■ What you should do: Images embedded in the records are excluded; print everything else exactly as given.

:::

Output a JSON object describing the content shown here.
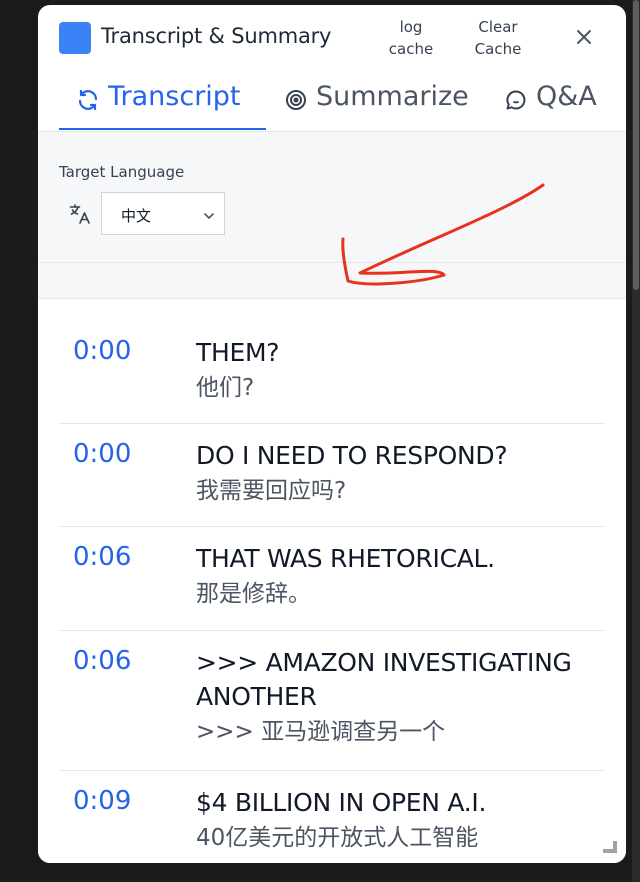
{
  "header": {
    "title": "Transcript & Summary",
    "log_cache_label": "log\ncache",
    "clear_cache_label": "Clear\nCache",
    "close_icon": "close-icon"
  },
  "tabs": [
    {
      "label": "Transcript",
      "icon": "refresh-icon",
      "active": true
    },
    {
      "label": "Summarize",
      "icon": "target-icon",
      "active": false
    },
    {
      "label": "Q&A",
      "icon": "chat-bubble-icon",
      "active": false
    }
  ],
  "settings": {
    "target_language_label": "Target Language",
    "language_value": "中文",
    "translate_icon": "translate-icon"
  },
  "annotation": {
    "color": "#e8321e"
  },
  "transcript": [
    {
      "time": "0:00",
      "en": "THEM?",
      "zh": "他们?"
    },
    {
      "time": "0:00",
      "en": "DO I NEED TO RESPOND?",
      "zh": "我需要回应吗?"
    },
    {
      "time": "0:06",
      "en": "THAT WAS RHETORICAL.",
      "zh": "那是修辞。"
    },
    {
      "time": "0:06",
      "en": ">>> AMAZON INVESTIGATING ANOTHER",
      "zh": ">>> 亚马逊调查另一个"
    },
    {
      "time": "0:09",
      "en": "$4 BILLION IN OPEN A.I.",
      "zh": "40亿美元的开放式人工智能"
    }
  ],
  "colors": {
    "accent": "#2563eb",
    "logo": "#3b82f6"
  }
}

:::

■ Problem solution:
Output a JSON object describing the content shown here.
{
  "header": {
    "title": "Transcript & Summary",
    "log_cache_label": "log\ncache",
    "clear_cache_label": "Clear\nCache",
    "close_icon": "close-icon"
  },
  "tabs": [
    {
      "label": "Transcript",
      "icon": "refresh-icon",
      "active": true
    },
    {
      "label": "Summarize",
      "icon": "target-icon",
      "active": false
    },
    {
      "label": "Q&A",
      "icon": "chat-bubble-icon",
      "active": false
    }
  ],
  "settings": {
    "target_language_label": "Target Language",
    "language_value": "中文",
    "translate_icon": "translate-icon"
  },
  "annotation": {
    "color": "#e8321e"
  },
  "transcript": [
    {
      "time": "0:00",
      "en": "THEM?",
      "zh": "他们?"
    },
    {
      "time": "0:00",
      "en": "DO I NEED TO RESPOND?",
      "zh": "我需要回应吗?"
    },
    {
      "time": "0:06",
      "en": "THAT WAS RHETORICAL.",
      "zh": "那是修辞。"
    },
    {
      "time": "0:06",
      "en": ">>> AMAZON INVESTIGATING ANOTHER",
      "zh": ">>> 亚马逊调查另一个"
    },
    {
      "time": "0:09",
      "en": "$4 BILLION IN OPEN A.I.",
      "zh": "40亿美元的开放式人工智能"
    }
  ],
  "colors": {
    "accent": "#2563eb",
    "logo": "#3b82f6"
  }
}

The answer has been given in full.